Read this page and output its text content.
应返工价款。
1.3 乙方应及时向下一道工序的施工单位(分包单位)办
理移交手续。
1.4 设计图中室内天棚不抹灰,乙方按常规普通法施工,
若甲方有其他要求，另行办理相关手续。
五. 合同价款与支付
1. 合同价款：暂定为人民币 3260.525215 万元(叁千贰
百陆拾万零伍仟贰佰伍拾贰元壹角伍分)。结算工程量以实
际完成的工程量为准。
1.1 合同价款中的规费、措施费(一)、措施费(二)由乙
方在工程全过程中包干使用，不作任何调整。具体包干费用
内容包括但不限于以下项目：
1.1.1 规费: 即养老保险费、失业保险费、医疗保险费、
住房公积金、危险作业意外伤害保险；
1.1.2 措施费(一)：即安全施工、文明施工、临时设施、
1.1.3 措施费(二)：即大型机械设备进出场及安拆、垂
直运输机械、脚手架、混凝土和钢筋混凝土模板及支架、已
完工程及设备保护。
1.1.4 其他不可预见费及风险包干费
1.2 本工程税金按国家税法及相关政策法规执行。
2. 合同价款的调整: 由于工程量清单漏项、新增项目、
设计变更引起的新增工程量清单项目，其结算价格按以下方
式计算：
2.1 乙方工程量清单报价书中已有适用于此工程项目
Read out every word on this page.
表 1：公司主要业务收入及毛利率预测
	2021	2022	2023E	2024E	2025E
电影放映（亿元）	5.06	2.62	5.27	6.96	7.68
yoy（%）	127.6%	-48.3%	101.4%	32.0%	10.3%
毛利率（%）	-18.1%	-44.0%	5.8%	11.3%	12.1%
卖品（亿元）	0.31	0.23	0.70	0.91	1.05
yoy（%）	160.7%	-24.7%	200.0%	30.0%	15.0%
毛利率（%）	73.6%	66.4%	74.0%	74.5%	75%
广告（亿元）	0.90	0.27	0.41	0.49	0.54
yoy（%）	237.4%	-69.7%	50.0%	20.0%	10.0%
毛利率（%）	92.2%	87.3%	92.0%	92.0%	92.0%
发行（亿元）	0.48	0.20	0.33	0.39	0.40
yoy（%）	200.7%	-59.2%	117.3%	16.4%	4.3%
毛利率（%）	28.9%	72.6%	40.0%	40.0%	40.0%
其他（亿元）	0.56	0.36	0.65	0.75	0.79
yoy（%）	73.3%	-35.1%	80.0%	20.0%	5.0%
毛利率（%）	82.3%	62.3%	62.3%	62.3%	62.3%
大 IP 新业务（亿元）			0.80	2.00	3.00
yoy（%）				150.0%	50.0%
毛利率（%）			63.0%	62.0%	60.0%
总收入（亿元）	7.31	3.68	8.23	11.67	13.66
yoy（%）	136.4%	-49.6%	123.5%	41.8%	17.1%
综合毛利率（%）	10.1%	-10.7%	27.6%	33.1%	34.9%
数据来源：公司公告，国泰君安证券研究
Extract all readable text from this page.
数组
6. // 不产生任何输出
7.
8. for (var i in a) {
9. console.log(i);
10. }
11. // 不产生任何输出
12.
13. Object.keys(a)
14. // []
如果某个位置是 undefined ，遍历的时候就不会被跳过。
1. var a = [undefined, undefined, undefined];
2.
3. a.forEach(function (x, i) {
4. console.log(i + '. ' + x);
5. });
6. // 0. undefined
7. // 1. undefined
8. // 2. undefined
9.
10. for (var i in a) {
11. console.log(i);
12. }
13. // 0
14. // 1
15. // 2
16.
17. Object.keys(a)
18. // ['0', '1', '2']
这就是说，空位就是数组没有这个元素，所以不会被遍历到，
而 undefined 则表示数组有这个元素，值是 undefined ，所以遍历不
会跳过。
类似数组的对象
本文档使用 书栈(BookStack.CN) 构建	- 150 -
|---|
### SET EXERCISE
Using the records above, pull out each line where the word "console" occurs.

### WRITTEN ANSWER
9. console.log(i);
4. console.log(i + '. ' + x);
11. console.log(i);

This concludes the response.